Figure contents as structured data:
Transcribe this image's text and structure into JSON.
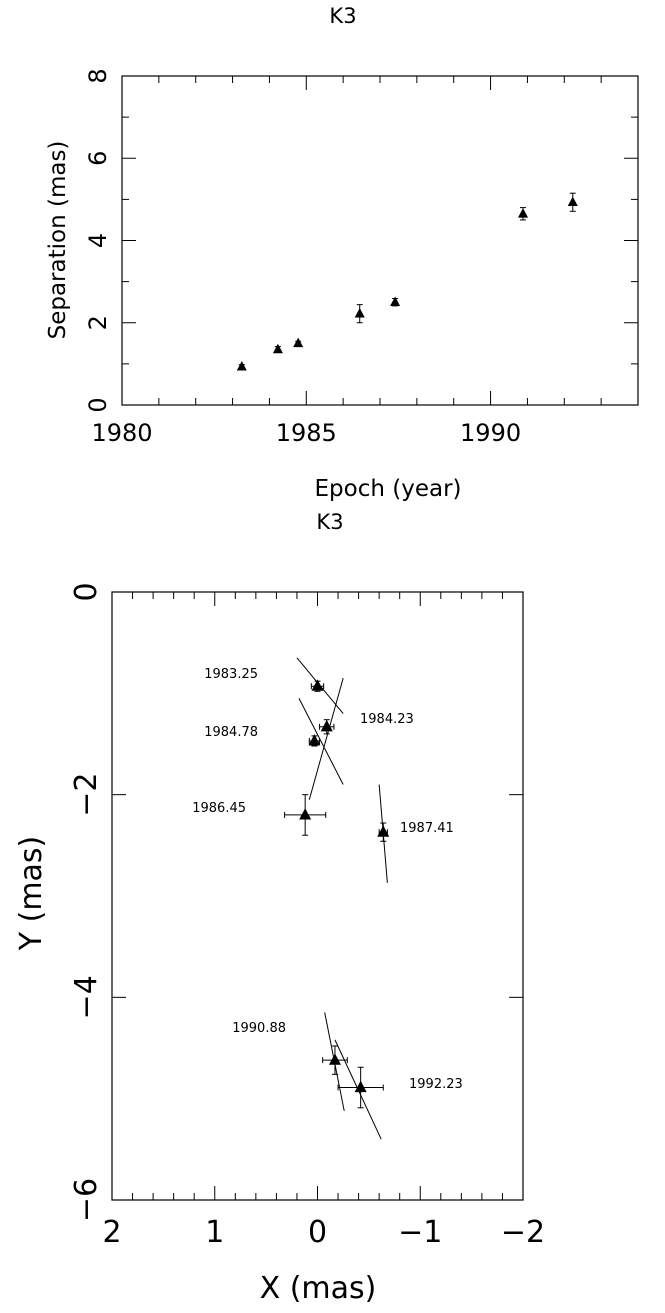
{
  "chart_data": [
    {
      "type": "scatter",
      "title": "K3",
      "xlabel": "Epoch (year)",
      "ylabel": "Separation (mas)",
      "xlim": [
        1980,
        1994
      ],
      "ylim": [
        0,
        8
      ],
      "x_ticks": [
        "1980",
        "1985",
        "1990"
      ],
      "y_ticks": [
        "0",
        "2",
        "4",
        "6",
        "8"
      ],
      "series": [
        {
          "marker": "filled-triangle",
          "points": [
            {
              "x": 1983.25,
              "y": 0.93,
              "err": 0.05
            },
            {
              "x": 1984.23,
              "y": 1.35,
              "err": 0.07
            },
            {
              "x": 1984.78,
              "y": 1.5,
              "err": 0.05
            },
            {
              "x": 1986.45,
              "y": 2.22,
              "err": 0.22
            },
            {
              "x": 1987.41,
              "y": 2.5,
              "err": 0.09
            },
            {
              "x": 1990.88,
              "y": 4.65,
              "err": 0.15
            },
            {
              "x": 1992.23,
              "y": 4.93,
              "err": 0.22
            }
          ]
        }
      ]
    },
    {
      "type": "scatter",
      "title": "K3",
      "xlabel": "X (mas)",
      "ylabel": "Y (mas)",
      "xlim": [
        2,
        -2
      ],
      "ylim": [
        -6,
        0
      ],
      "x_ticks": [
        "2",
        "1",
        "0",
        "−1",
        "−2"
      ],
      "y_ticks": [
        "−6",
        "−4",
        "−2",
        "0"
      ],
      "series": [
        {
          "marker": "filled-triangle",
          "points": [
            {
              "label": "1983.25",
              "x": 0.0,
              "y": -0.93,
              "xerr": 0.06,
              "yerr": 0.05,
              "line": [
                [
                  0.2,
                  -0.65
                ],
                [
                  -0.25,
                  -1.2
                ]
              ]
            },
            {
              "label": "1984.23",
              "x": -0.09,
              "y": -1.33,
              "xerr": 0.07,
              "yerr": 0.07,
              "line": [
                [
                  0.18,
                  -1.05
                ],
                [
                  -0.25,
                  -1.9
                ]
              ]
            },
            {
              "label": "1984.78",
              "x": 0.03,
              "y": -1.47,
              "xerr": 0.05,
              "yerr": 0.05,
              "line": [
                [
                  0.08,
                  -2.05
                ],
                [
                  -0.25,
                  -0.85
                ]
              ]
            },
            {
              "label": "1986.45",
              "x": 0.12,
              "y": -2.2,
              "xerr": 0.2,
              "yerr": 0.2
            },
            {
              "label": "1987.41",
              "x": -0.64,
              "y": -2.37,
              "xerr": 0.04,
              "yerr": 0.09,
              "line": [
                [
                  -0.6,
                  -1.9
                ],
                [
                  -0.68,
                  -2.87
                ]
              ]
            },
            {
              "label": "1990.88",
              "x": -0.17,
              "y": -4.62,
              "xerr": 0.12,
              "yerr": 0.14,
              "line": [
                [
                  -0.07,
                  -4.15
                ],
                [
                  -0.26,
                  -5.12
                ]
              ]
            },
            {
              "label": "1992.23",
              "x": -0.42,
              "y": -4.89,
              "xerr": 0.22,
              "yerr": 0.2,
              "line": [
                [
                  -0.17,
                  -4.42
                ],
                [
                  -0.62,
                  -5.4
                ]
              ]
            }
          ]
        }
      ]
    }
  ]
}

◆ **Problem description**
Gather, from the listing above, every line carrying the word "yerr".

◆ **Answer to this task**
              "yerr": 0.05,
              "yerr": 0.07,
              "yerr": 0.05,
              "yerr": 0.2
              "yerr": 0.09,
              "yerr": 0.14,
              "yerr": 0.2,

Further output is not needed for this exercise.